-- begin Dataset records --

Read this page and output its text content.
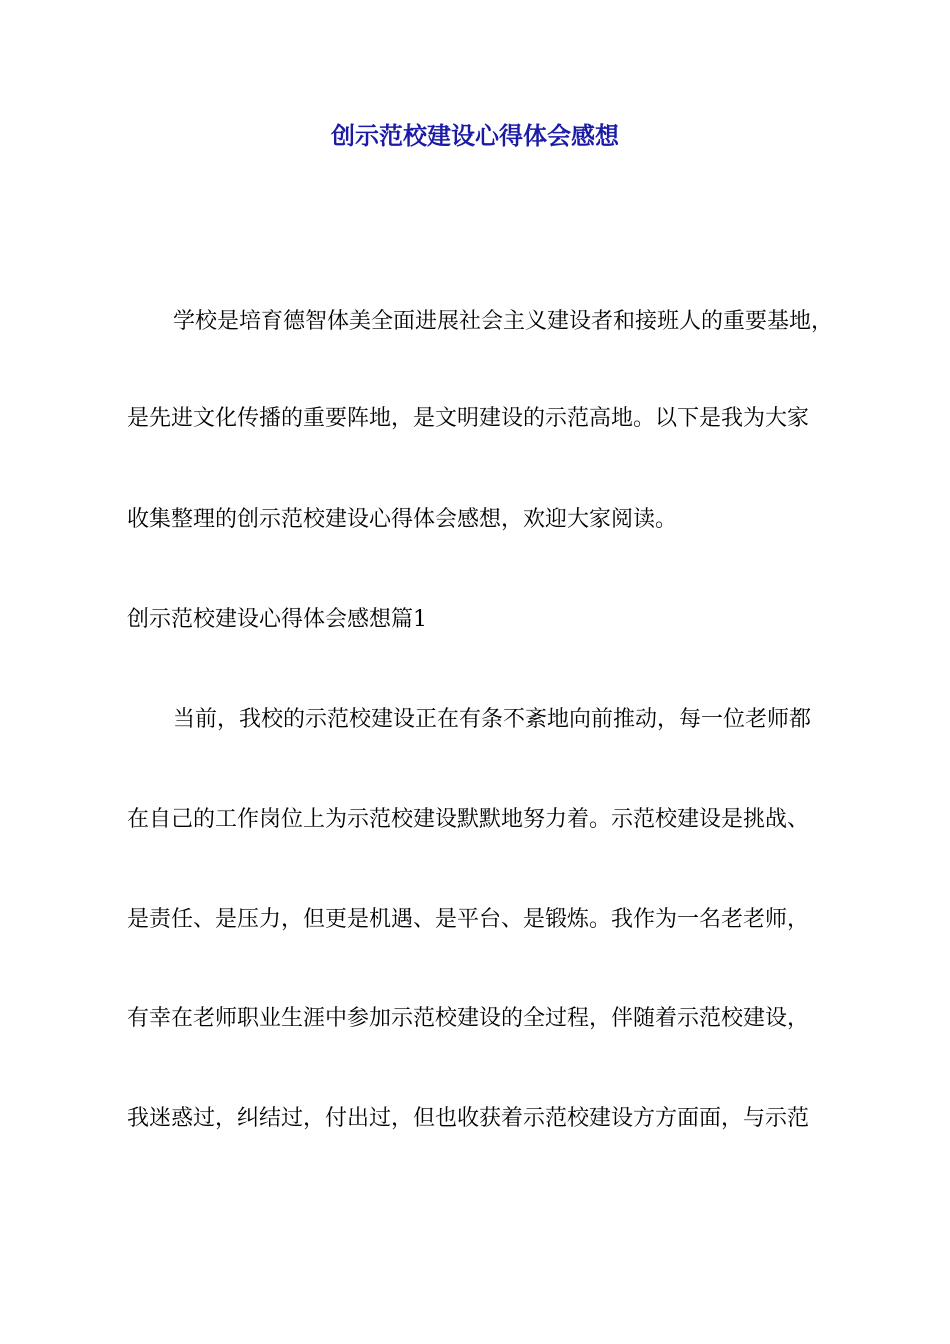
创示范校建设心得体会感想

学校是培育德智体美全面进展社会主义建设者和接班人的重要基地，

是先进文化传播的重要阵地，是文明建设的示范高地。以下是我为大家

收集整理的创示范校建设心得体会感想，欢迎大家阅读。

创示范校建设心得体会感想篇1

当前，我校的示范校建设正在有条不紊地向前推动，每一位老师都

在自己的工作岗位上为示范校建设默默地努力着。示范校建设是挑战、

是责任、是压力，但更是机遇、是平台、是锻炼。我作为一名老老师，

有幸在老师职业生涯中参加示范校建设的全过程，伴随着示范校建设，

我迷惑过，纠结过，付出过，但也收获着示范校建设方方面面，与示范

-- end Dataset records --
-- begin Dataset records --

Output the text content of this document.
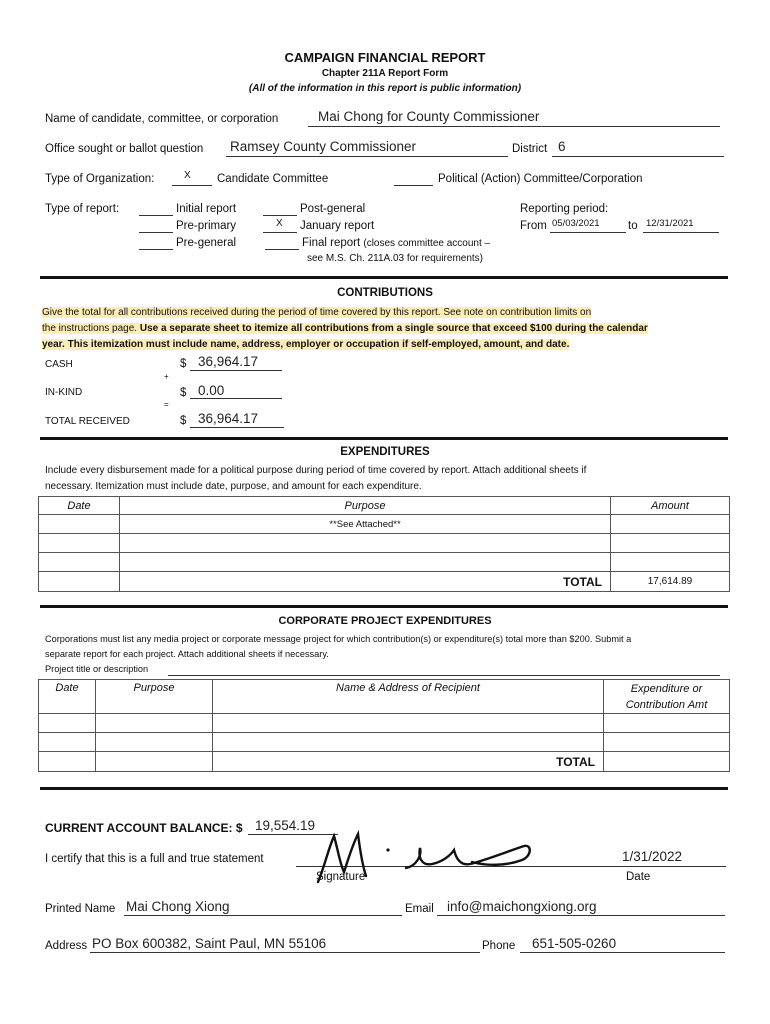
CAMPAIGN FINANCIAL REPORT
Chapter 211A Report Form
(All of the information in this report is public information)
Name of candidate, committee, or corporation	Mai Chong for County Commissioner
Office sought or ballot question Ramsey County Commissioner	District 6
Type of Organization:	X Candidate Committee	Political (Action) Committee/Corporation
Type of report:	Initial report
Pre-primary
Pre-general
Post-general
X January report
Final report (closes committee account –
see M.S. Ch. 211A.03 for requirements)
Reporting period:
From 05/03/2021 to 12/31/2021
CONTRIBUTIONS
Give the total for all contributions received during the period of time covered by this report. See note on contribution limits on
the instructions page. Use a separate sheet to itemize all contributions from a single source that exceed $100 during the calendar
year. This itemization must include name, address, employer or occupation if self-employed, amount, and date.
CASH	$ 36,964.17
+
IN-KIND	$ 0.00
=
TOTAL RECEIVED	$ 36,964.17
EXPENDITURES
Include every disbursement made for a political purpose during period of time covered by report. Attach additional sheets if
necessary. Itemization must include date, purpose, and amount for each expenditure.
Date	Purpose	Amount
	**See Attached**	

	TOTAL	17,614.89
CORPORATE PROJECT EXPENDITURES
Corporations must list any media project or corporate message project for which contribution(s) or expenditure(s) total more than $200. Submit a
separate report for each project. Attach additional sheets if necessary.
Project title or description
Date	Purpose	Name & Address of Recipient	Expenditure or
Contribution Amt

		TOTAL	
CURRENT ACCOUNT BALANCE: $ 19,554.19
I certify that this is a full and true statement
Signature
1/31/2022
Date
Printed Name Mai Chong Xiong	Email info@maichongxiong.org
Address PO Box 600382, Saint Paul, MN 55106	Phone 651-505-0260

-- end Dataset records --

Task goal: How many of the lines above hold "text"? Answer with only the number.

Answer to this task: 2